--- Your task ---
Locate the word "JSON" in the entries below, then gather every line that holds it.

--- Data listing ---

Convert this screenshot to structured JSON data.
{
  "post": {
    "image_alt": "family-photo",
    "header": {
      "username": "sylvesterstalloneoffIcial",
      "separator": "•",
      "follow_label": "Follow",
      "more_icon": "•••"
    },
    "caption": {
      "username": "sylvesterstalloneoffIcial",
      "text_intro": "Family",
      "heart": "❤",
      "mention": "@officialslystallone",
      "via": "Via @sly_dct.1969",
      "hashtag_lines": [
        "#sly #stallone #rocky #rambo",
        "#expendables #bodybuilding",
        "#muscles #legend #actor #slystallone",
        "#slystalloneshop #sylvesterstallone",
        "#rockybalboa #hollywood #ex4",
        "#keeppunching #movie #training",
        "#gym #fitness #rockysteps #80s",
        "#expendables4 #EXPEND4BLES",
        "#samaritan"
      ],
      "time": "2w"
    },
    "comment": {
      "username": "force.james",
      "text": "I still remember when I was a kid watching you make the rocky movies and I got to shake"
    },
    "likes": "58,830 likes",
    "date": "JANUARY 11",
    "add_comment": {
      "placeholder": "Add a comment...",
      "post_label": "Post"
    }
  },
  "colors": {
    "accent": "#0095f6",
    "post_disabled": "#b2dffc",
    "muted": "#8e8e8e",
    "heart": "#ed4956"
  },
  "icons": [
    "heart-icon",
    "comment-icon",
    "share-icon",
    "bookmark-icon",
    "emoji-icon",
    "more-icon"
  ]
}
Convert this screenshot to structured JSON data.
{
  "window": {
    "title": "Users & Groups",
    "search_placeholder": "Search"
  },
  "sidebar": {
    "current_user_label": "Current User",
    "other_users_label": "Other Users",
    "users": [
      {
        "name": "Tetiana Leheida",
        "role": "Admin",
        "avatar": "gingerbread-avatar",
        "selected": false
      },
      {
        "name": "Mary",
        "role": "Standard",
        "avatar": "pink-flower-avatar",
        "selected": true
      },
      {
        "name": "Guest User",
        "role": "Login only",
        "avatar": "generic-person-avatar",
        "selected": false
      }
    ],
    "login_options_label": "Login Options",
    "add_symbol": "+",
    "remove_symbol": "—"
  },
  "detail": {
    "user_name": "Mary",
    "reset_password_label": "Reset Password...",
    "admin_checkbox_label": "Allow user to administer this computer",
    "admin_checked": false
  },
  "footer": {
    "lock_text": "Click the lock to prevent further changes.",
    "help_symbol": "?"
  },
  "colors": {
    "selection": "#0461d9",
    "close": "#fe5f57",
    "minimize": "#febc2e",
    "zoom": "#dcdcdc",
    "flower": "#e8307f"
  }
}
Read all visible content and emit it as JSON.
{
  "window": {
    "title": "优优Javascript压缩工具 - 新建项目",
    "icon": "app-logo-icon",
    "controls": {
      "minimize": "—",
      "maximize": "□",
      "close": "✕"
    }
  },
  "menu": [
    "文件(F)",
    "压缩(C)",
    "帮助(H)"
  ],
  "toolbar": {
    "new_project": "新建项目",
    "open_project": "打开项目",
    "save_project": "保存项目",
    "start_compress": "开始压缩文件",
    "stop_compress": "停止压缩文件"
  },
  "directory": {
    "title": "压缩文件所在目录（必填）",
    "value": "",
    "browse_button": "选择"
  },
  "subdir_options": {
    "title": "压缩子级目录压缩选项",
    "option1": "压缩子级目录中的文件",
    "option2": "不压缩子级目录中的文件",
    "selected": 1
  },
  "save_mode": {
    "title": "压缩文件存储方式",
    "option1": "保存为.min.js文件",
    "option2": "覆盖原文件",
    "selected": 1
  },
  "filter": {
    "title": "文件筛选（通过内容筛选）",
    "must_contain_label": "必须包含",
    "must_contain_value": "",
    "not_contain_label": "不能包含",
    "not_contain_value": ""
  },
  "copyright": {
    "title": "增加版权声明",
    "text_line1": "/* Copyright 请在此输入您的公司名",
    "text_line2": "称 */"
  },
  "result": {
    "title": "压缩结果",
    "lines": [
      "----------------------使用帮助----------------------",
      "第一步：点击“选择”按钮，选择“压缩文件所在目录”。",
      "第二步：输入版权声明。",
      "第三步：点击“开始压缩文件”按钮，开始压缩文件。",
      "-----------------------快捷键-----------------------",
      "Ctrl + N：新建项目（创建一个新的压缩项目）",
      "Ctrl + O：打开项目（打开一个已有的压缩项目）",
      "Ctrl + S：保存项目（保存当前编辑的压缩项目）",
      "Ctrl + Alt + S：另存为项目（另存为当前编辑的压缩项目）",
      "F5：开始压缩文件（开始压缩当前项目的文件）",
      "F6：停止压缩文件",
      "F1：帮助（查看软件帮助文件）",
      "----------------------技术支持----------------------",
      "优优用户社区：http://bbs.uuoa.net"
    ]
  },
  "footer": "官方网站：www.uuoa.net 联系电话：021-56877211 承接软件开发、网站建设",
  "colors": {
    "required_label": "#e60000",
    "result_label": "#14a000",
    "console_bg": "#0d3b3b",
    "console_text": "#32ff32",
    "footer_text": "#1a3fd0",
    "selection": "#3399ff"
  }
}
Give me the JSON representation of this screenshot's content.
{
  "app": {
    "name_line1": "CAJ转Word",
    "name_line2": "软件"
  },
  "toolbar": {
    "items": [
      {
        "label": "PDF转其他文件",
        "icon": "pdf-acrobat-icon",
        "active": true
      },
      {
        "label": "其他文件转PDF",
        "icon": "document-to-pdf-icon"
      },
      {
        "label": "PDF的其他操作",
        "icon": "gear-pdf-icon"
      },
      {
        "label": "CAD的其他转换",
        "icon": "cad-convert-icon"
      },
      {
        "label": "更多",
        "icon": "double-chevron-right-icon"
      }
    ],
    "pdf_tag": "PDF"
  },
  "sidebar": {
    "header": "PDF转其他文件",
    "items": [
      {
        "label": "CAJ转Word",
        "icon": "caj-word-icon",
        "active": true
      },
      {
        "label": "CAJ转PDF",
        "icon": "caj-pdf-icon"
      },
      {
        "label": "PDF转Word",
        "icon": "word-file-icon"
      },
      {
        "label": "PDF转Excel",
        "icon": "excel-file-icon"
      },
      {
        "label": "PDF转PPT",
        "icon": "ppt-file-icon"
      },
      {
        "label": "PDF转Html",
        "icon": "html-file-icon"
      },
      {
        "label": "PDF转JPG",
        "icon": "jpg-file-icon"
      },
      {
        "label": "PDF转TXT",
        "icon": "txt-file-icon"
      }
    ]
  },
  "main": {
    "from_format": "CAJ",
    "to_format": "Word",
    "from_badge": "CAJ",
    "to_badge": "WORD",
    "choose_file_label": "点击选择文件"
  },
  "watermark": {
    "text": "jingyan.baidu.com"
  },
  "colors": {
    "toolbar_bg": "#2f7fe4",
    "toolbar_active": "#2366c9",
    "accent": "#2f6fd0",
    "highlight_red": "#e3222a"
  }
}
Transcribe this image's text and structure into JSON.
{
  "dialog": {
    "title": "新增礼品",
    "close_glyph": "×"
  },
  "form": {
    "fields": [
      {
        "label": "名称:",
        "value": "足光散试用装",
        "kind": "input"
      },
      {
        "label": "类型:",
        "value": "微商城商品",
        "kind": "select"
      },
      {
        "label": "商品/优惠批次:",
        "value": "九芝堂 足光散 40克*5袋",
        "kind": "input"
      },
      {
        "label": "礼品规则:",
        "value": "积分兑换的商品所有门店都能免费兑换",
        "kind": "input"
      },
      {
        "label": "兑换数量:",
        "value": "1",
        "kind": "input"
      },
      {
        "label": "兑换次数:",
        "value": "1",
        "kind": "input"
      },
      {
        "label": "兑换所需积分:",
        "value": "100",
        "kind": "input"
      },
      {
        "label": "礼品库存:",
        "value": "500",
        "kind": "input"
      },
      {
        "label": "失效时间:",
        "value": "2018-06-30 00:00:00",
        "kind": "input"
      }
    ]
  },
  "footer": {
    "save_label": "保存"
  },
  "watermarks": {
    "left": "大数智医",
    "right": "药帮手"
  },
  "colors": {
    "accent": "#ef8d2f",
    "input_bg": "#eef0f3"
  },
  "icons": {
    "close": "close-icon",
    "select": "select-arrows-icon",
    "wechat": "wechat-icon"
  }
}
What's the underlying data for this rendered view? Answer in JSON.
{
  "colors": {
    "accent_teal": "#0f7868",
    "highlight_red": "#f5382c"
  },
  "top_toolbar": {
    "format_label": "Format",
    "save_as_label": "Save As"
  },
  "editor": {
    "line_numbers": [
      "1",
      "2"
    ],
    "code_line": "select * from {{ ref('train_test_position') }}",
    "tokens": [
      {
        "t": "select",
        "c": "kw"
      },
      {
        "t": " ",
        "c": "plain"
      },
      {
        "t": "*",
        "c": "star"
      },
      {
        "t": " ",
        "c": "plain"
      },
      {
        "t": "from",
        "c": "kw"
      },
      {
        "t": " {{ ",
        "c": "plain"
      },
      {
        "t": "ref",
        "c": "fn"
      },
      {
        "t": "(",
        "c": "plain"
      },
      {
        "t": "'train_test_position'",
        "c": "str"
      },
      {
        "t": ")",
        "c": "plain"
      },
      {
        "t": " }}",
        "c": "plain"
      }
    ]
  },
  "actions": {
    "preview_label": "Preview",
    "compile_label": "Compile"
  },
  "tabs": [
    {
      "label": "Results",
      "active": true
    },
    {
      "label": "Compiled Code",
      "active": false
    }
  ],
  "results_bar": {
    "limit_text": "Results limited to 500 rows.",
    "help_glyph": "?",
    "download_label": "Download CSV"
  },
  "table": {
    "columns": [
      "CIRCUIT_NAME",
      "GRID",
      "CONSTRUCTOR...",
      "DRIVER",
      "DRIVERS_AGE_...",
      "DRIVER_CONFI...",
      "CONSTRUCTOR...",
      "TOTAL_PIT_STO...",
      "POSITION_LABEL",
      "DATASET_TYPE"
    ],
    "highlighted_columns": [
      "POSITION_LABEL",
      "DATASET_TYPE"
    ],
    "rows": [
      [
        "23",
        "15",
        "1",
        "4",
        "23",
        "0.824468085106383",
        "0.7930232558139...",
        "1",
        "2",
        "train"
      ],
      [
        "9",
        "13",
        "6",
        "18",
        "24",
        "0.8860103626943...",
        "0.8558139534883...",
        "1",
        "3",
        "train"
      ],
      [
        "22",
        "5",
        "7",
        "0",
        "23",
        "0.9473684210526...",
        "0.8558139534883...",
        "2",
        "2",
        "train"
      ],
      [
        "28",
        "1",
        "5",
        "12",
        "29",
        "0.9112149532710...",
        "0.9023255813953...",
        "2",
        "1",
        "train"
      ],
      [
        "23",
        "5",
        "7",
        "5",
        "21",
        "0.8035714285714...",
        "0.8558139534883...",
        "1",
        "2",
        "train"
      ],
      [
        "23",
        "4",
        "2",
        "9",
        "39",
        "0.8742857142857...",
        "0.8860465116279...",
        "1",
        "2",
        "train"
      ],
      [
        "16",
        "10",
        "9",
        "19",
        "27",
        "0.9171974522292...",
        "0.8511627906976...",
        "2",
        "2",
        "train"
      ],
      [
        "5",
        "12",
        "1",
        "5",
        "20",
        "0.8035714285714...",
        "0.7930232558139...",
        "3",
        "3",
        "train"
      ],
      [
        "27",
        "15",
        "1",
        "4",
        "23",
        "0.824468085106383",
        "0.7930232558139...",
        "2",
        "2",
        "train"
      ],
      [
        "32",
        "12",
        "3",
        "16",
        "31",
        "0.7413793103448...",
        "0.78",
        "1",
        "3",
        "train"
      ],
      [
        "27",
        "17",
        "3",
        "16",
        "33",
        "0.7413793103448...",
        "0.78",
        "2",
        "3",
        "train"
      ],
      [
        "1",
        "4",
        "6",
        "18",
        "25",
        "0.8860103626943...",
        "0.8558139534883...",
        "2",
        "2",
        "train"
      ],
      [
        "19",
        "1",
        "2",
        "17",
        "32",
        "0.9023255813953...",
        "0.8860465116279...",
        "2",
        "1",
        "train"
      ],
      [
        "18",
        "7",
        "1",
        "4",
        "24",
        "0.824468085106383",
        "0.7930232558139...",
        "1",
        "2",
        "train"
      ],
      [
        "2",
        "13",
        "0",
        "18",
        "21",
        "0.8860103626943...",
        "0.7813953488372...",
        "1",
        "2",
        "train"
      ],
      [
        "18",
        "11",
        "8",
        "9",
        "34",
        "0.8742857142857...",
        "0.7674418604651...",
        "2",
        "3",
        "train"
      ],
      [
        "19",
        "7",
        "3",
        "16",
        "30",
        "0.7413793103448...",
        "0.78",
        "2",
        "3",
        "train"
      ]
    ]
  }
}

--- Written answer ---
Convert this screenshot to structured JSON data.
Convert this screenshot to structured JSON data.
Read all visible content and emit it as JSON.
Give me the JSON representation of this screenshot's content.
Transcribe this image's text and structure into JSON.
What's the underlying data for this rendered view? Answer in JSON.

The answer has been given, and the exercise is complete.